**Task**
Copy out each line of the material in which the word "value" appears.

**Given entries**

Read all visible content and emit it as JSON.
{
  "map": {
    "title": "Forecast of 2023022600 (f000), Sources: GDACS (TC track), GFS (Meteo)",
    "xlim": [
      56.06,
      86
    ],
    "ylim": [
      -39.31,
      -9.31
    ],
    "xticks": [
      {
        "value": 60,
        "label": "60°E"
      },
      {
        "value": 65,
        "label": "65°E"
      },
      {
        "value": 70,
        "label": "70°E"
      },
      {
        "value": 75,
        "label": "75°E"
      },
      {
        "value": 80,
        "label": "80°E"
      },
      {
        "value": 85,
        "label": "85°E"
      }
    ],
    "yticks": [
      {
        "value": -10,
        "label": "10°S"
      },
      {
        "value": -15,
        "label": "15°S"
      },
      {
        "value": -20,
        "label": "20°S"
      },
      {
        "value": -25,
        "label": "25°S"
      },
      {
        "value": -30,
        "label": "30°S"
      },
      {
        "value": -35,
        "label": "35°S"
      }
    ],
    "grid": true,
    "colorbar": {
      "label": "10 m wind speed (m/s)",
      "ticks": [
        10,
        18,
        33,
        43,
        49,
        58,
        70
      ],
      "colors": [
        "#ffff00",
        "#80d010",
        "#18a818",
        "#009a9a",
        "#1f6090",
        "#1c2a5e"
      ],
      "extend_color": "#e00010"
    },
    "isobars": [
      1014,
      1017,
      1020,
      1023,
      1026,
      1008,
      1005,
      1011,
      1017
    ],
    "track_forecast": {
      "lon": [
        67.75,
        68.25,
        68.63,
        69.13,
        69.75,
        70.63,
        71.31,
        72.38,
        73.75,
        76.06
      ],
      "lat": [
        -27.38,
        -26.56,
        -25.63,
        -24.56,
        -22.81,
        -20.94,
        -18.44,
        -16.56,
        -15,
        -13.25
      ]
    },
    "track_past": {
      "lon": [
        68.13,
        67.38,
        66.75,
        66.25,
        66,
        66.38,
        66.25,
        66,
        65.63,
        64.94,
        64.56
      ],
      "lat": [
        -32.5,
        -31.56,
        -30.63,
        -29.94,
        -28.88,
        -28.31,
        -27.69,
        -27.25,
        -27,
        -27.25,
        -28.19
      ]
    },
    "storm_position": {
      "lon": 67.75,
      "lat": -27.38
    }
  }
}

**Finished task**
        "value": 60,
        "value": 65,
        "value": 70,
        "value": 75,
        "value": 80,
        "value": 85,
        "value": -10,
        "value": -15,
        "value": -20,
        "value": -25,
        "value": -30,
        "value": -35,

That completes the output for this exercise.